**REQUIRED TASK:**
Check each line of the records below and collect those holding "LIVE".

**EXTRACTED ENTRIES:**
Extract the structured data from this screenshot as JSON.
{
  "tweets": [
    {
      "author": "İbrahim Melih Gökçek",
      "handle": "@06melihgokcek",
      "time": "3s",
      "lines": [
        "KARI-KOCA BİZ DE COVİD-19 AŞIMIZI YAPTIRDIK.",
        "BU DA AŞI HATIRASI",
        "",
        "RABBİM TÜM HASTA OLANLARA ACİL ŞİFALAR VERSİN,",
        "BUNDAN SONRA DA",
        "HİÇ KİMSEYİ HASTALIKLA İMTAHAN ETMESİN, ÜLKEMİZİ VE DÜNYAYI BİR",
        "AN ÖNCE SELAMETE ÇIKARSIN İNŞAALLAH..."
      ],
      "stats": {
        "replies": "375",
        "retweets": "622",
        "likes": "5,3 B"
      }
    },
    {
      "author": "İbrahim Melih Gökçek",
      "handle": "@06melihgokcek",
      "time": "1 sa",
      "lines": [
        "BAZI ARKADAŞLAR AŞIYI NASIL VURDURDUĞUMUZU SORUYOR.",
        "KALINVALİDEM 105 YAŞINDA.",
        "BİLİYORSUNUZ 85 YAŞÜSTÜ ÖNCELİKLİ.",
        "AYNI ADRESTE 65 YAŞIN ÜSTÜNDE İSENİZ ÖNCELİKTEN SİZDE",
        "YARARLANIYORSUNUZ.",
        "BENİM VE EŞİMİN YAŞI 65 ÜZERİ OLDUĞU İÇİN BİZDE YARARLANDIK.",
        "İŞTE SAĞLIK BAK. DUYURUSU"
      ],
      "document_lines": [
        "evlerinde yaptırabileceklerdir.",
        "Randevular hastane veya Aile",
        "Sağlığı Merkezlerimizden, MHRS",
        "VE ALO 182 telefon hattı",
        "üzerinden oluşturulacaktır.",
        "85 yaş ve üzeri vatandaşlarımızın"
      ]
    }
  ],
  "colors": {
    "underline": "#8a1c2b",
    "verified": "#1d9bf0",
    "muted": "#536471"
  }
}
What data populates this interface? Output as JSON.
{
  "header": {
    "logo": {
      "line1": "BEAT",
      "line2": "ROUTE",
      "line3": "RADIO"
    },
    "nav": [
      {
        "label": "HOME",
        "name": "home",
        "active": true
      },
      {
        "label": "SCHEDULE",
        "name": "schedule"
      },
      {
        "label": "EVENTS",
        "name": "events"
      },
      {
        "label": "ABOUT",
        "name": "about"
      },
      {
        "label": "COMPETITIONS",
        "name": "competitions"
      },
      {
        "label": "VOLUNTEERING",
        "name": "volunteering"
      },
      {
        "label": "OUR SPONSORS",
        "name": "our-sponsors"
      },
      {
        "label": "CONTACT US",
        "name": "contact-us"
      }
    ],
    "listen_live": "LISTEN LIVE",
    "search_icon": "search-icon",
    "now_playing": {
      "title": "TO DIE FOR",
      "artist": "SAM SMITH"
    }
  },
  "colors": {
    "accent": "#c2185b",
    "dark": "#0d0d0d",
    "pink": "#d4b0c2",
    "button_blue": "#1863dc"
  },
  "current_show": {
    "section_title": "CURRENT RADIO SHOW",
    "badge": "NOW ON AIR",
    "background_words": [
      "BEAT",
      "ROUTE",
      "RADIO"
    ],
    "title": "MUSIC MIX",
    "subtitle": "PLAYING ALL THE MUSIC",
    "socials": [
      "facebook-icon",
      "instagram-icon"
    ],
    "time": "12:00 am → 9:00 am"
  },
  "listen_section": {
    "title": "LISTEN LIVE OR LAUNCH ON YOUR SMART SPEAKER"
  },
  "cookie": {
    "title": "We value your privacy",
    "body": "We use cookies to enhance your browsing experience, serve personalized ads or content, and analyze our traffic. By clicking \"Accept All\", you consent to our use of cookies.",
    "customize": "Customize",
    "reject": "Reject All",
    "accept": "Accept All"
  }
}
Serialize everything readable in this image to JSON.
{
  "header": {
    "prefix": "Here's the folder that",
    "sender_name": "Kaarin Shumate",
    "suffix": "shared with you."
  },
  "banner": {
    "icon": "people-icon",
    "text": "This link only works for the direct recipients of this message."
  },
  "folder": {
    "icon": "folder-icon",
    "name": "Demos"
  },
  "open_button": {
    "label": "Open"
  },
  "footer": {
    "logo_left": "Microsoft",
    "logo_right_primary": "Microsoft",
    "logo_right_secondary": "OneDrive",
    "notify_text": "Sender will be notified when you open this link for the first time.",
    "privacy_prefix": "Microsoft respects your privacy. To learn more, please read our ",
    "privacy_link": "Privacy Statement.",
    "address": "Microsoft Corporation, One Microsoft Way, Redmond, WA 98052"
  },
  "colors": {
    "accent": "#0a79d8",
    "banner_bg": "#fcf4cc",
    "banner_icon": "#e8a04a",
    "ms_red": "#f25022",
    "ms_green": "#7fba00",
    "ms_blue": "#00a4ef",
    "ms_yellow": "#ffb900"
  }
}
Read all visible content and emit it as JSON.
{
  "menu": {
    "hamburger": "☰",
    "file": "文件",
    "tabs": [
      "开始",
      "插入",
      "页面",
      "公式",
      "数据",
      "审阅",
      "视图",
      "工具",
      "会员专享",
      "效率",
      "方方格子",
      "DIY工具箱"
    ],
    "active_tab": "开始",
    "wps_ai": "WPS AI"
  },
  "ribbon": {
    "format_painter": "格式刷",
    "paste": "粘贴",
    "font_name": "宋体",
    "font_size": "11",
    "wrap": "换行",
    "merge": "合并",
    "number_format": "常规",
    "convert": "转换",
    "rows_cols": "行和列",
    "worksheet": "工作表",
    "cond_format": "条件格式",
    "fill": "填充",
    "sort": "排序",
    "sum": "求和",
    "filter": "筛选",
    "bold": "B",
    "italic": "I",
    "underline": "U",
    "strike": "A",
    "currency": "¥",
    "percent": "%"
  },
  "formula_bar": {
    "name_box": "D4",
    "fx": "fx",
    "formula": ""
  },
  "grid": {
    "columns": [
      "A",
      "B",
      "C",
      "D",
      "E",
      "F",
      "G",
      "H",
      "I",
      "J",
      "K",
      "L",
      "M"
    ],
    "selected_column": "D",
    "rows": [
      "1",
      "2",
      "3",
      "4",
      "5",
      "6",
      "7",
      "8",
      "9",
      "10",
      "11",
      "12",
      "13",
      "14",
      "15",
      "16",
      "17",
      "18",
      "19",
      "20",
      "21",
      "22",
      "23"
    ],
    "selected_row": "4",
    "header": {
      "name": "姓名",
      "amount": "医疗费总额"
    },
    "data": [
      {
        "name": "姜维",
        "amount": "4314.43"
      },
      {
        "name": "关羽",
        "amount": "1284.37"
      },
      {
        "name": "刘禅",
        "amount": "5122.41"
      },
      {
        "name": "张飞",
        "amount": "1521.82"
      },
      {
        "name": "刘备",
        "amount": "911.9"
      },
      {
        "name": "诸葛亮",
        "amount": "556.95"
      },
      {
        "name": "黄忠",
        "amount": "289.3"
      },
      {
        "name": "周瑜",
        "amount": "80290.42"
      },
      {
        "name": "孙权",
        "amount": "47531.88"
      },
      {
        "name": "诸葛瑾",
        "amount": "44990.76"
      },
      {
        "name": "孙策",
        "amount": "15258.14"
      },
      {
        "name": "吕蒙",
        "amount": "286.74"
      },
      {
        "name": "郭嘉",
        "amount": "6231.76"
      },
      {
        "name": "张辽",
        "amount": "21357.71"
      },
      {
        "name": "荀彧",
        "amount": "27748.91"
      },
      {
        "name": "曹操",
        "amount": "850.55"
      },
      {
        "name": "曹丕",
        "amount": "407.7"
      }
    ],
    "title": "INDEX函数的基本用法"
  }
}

**ANSWER FOR THE TASK:**
    "listen_live": "LISTEN LIVE",
    "title": "LISTEN LIVE OR LAUNCH ON YOUR SMART SPEAKER"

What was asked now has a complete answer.